SET TASK: According to the passage on the NWR acquisition, how will the Transaction be funded?

GIVEN TEXT:

The Scheme Consideration values the fully diluted equity value of NWR at A$185 million[1] (US$119 million[2]). The transaction, as contemplated in the SID (the 'Transaction'), will be implemented by way of an Australian Court-approved scheme of arrangement pursuant to Part 5.1 of Australia's Corporations Act 2001 (Cth) (the 'Scheme').
The acquisition of NWR will add to CAML's portfolio a 100% interest in the Antler Project, a high-grade copper deposit located in Arizona in the United States (the 'Antler Project'). In 2024, NWR released a prefeasibility study ('PFS') and maiden probable ore reserve estimate for the Antler Project. The PFS demonstrated a post-tax net present value ('NPV') of US$498 million at a 7% discount rate, an internal rate of return ('IRR') of >30% and a three-year payback period, while producing an average of approximately 30,000 tonnes of payable copper equivalent[3] per annum over a 12-year life of mine ('LoM'). The latest mineral resource estimate published by NWR for the Antler Project totals 14.2 million tonnes at a copper equivalent grade of 3.8%[4].
The Transaction is to be funded from existing cash reserves and a new US$120 million credit facility from a syndicate of leading international lending banks.
NWR's Directors consider that the Scheme is in the best interests of NWR's shareholders and unanimously recommend that NWR's shareholders vote in favour of the Scheme, in the absence of a superior proposal and subject to an independent expert concluding (and continuing to conclude) that the Scheme is in the best interests of NWR's shareholders.
NWR's shareholders will be asked to approve the Scheme at a Scheme meeting ('Scheme Meeting') which is expected to be held in Q3 2025, with implementation of the Scheme to occur shortly after the Scheme Meeting.

MATERIAL SUPPLIED:
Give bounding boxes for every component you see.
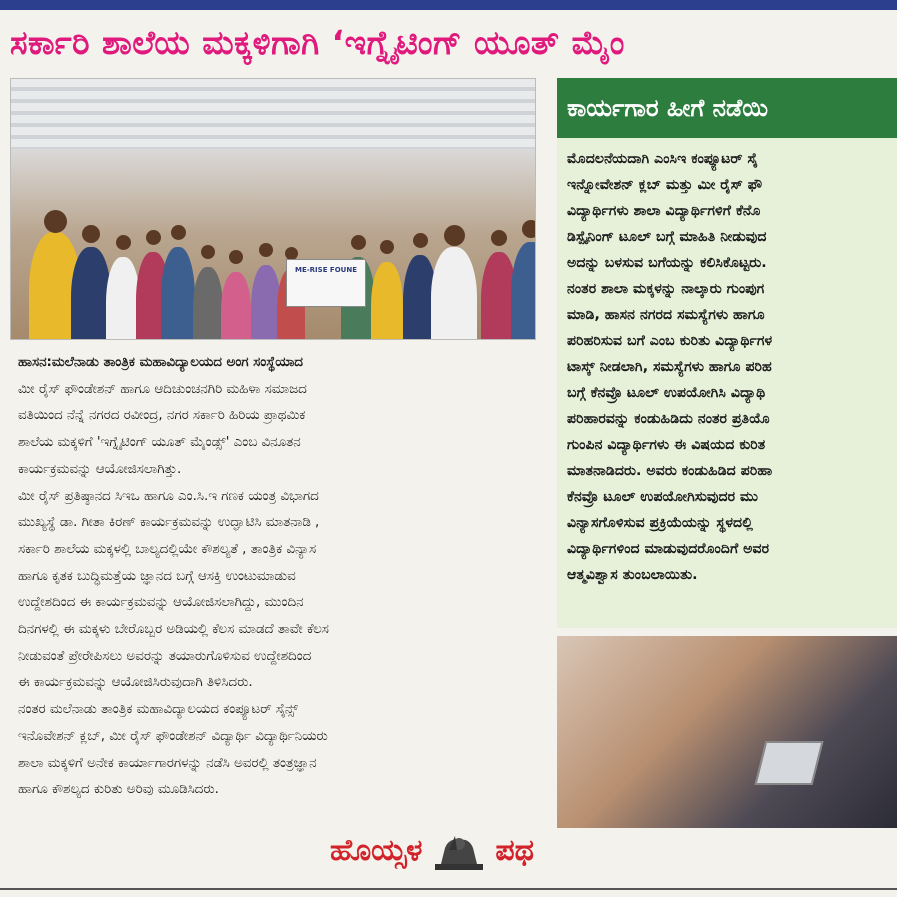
sidebar-line: ವಿದ್ಯಾರ್ಥಿಗಳು ಶಾಲಾ ವಿದ್ಯಾರ್ಥಿಗಳಿಗೆ ಕೆನೊ <box>567 203 761 219</box>
person-silhouette <box>193 267 223 340</box>
person-head <box>351 235 366 250</box>
sidebar-line: ಬಗ್ಗೆ ಕೆನವ್ರೊ ಟೂಲ್ ಉಪಯೋಗಿಸಿ ವಿದ್ಯಾಥಿ <box>567 385 766 401</box>
person-head <box>82 225 100 243</box>
sidebar-line: ವಿನ್ಯಾಸಗೊಳಿಸುವ ಪ್ರಕ್ರಿಯೆಯನ್ನು ಸ್ಥಳದಲ್ಲಿ <box>567 515 753 531</box>
laptop-in-photo <box>755 741 824 785</box>
article-line: ಹಾಗೂ ಕೃತಕ ಬುದ್ಧಿಮತ್ತೆಯ ಜ್ಞಾನದ ಬಗ್ಗೆ ಆಸಕ್ತಿ ಉಂಟುಮಾಡುವ <box>18 568 296 584</box>
person-silhouette <box>511 242 536 340</box>
lion-emblem-icon <box>435 832 483 872</box>
person-head <box>146 230 161 245</box>
person-head <box>522 220 536 238</box>
person-silhouette <box>161 247 195 340</box>
person-silhouette <box>71 247 111 340</box>
photo-banner: ME-RISE FOUNE <box>286 259 366 307</box>
person-silhouette <box>371 262 403 340</box>
sidebar-line: ಆತ್ಮವಿಶ್ವಾಸ ತುಂಬಲಾಯಿತು. <box>567 567 698 583</box>
photo-ceiling <box>11 79 535 149</box>
sidebar-line: ಇನ್ನೋವೇಶನ್ ಕ್ಲಬ್ ಮತ್ತು ಮೀ ರೈಸ್ ಫೌ <box>567 177 763 193</box>
person-head <box>116 235 131 250</box>
person-silhouette <box>106 257 140 340</box>
sidebar-line: ಅದನ್ನು ಬಳಸುವ ಬಗೆಯನ್ನು ಕಲಿಸಿಕೊಟ್ಟರು. <box>567 255 767 271</box>
person-head <box>380 240 394 254</box>
article-line: ಮೀ ರೈಸ್ ಫೌಂಡೇಶನ್ ಹಾಗೂ ಆದಿಚುಂಚನಗಿರಿ ಮಹಿಳಾ ಸಮಾಜದ <box>18 381 307 397</box>
article-line: ನೀಡುವಂತೆ ಪ್ರೇರೇಪಿಸಲು ಅವರನ್ನು ತಯಾರುಗೊಳಿಸುವ ಉದ್ದೇಶದಿಂದ <box>18 648 312 664</box>
sidebar-line: ಗುಂಪಿನ ವಿದ್ಯಾರ್ಥಿಗಳು ಈ ವಿಷಯದ ಕುರಿತ <box>567 437 766 453</box>
article-line: ಮುಖ್ಯಸ್ಥೆ ಡಾ. ಗೀತಾ ಕಿರಣ್ ಕಾರ್ಯಕ್ರಮವನ್ನು ಉದ್ಘಾಟಿಸಿ ಮಾತನಾಡಿ , <box>18 515 320 531</box>
sidebar-line: ಪರಿಹಾರವನ್ನು ಕಂಡುಹಿಡಿದು ನಂತರ ಪ್ರತಿಯೊ <box>567 411 770 427</box>
article-line: ನಂತರ ಮಲೆನಾಡು ತಾಂತ್ರಿಕ ಮಹಾವಿದ್ಯಾಲಯದ ಕಂಪ್ಯೂಟರ್ ಸೈನ್ಸ್ <box>18 702 298 718</box>
sidebar-line: ನಂತರ ಶಾಲಾ ಮಕ್ಕಳನ್ನು ನಾಲ್ಕಾರು ಗುಂಪುಗ <box>567 281 765 297</box>
person-head <box>491 230 507 246</box>
article-line: ಶಾಲೆಯ ಮಕ್ಕಳಿಗೆ 'ಇಗ್ನೈಟಿಂಗ್ ಯೂತ್ ಮೈಂಡ್ಸ್' ಎಂಬ ವಿನೂತನ <box>18 435 301 451</box>
person-head <box>444 225 465 246</box>
article-line: ವತಿಯಿಂದ ನೆನ್ನೆ ನಗರದ ರವೀಂದ್ರ, ನಗರ ಸರ್ಕಾರಿ ಹಿರಿಯ ಪ್ರಾಥಮಿಕ <box>18 408 306 424</box>
article-line: ಸರ್ಕಾರಿ ಶಾಲೆಯ ಮಕ್ಕಳಲ್ಲಿ ಬಾಲ್ಯದಲ್ಲಿಯೇ ಕೌಶಲ್ಯತೆ , ತಾಂತ್ರಿಕ ವಿನ್ಯಾಸ <box>18 541 317 557</box>
sidebar-line: ವಿದ್ಯಾರ್ಥಿಗಳಿಂದ ಮಾಡುವುದರೊಂದಿಗೆ ಅವರ <box>567 541 770 557</box>
article-line: ದಿನಗಳಲ್ಲಿ ಈ ಮಕ್ಕಳು ಬೇರೊಬ್ಬರ ಅಡಿಯಲ್ಲಿ ಕೆಲಸ ಮಾಡದೆ ತಾವೇ ಕೆಲಸ <box>18 622 329 638</box>
article-line: ಹಾಗೂ ಕೌಶಲ್ಯದ ಕುರಿತು ಅರಿವು ಮೂಡಿಸಿದರು. <box>18 782 219 798</box>
person-head <box>44 210 67 233</box>
article-body <box>18 350 540 830</box>
article-line: ಕಾರ್ಯಕ್ರಮವನ್ನು ಆಯೋಜಿಸಲಾಗಿತ್ತು. <box>18 461 182 477</box>
top-rule <box>0 0 897 10</box>
person-silhouette <box>221 272 251 340</box>
person-silhouette <box>431 247 477 340</box>
person-head <box>171 225 186 240</box>
person-head <box>201 245 215 259</box>
masthead <box>330 826 630 876</box>
person-head <box>413 233 428 248</box>
article-line: ಶಾಲಾ ಮಕ್ಕಳಿಗೆ ಅನೇಕ ಕಾರ್ಯಾಗಾರಗಳನ್ನು ನಡೆಸಿ ಅವರಲ್ಲಿ ತಂತ್ರಜ್ಞಾನ <box>18 755 317 771</box>
article-line: ಇನೊವೇಶನ್ ಕ್ಲಬ್, ಮೀ ರೈಸ್ ಫೌಂಡೇಶನ್ ವಿದ್ಯಾರ್ಥಿ ವಿದ್ಯಾರ್ಥಿನಿಯರು <box>18 728 328 744</box>
article-line: ಹಾಸನ:ಮಲೆನಾಡು ತಾಂತ್ರಿಕ ಮಹಾವಿದ್ಯಾಲಯದ ಅಂಗ ಸಂಸ್ಥೆಯಾದ <box>18 355 303 370</box>
sidebar-line: ಮೊದಲನೆಯದಾಗಿ ಎಂಸಿಇ ಕಂಪ್ಯೂಟರ್ ಸೈ <box>567 151 758 167</box>
headline: ಸರ್ಕಾರಿ ಶಾಲೆಯ ಮಕ್ಕಳಿಗಾಗಿ ‘ಇಗ್ನೈಟಿಂಗ್ ಯೂತ್ ಮೈಂ <box>10 23 625 62</box>
masthead-right: ಪಥ <box>495 833 534 868</box>
masthead-left: ಹೊಯ್ಸಳ <box>330 833 423 868</box>
sidebar-line: ಮಾಡಿ, ಹಾಸನ ನಗರದ ಸಮಸ್ಯೆಗಳು ಹಾಗೂ <box>567 307 765 323</box>
person-head <box>259 243 273 257</box>
sidebar-line: ಪರಿಹರಿಸುವ ಬಗೆ ಎಂಬ ಕುರಿತು ವಿದ್ಯಾರ್ಥಿಗಳ <box>567 333 773 349</box>
article-line: ಈ ಕಾರ್ಯಕ್ರಮವನ್ನು ಆಯೋಜಿಸಿರುವುದಾಗಿ ತಿಳಿಸಿದರು. <box>18 675 253 691</box>
sidebar-line: ಕೆನವ್ರೊ ಟೂಲ್ ಉಪಯೋಗಿಸುವುದರ ಮು <box>567 489 759 505</box>
sidebar-title: ಕಾರ್ಯಗಾರ ಹೀಗೆ ನಡೆಯಿ <box>557 78 897 138</box>
article-line: ಉದ್ದೇಶದಿಂದ ಈ ಕಾರ್ಯಕ್ರಮವನ್ನು ಆಯೋಜಿಸಲಾಗಿದ್ದು, ಮುಂದಿನ <box>18 595 304 611</box>
bottom-rule <box>0 888 897 890</box>
sidebar-body <box>557 138 897 628</box>
workshop-photo <box>557 636 897 828</box>
person-head <box>229 250 243 264</box>
sidebar-line: ಟಾಸ್ಕ್ ನೀಡಲಾಗಿ, ಸಮಸ್ಯೆಗಳು ಹಾಗೂ ಪರಿಹ <box>567 359 772 375</box>
sidebar-line: ಮಾತನಾಡಿದರು. ಅವರು ಕಂಡುಹಿಡಿದ ಪರಿಹಾ <box>567 463 773 479</box>
article-line: ಮೀ ರೈಸ್ ಪ್ರತಿಷ್ಠಾನದ ಸಿಇಒ ಹಾಗೂ ಎಂ.ಸಿ.ಇ ಗಣಕ ಯಂತ್ರ ವಿಭಾಗದ <box>18 488 319 504</box>
group-photo <box>10 78 536 340</box>
sidebar-line: ಡಿಸ್ಪೈನಿಂಗ್ ಟೂಲ್ ಬಗ್ಗೆ ಮಾಹಿತಿ ನೀಡುವುದ <box>567 229 767 245</box>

ANSWER FOR THE TASK: The Transaction will be funded from existing cash reserves and a new US$120 million credit facility from a syndicate of leading international lending banks.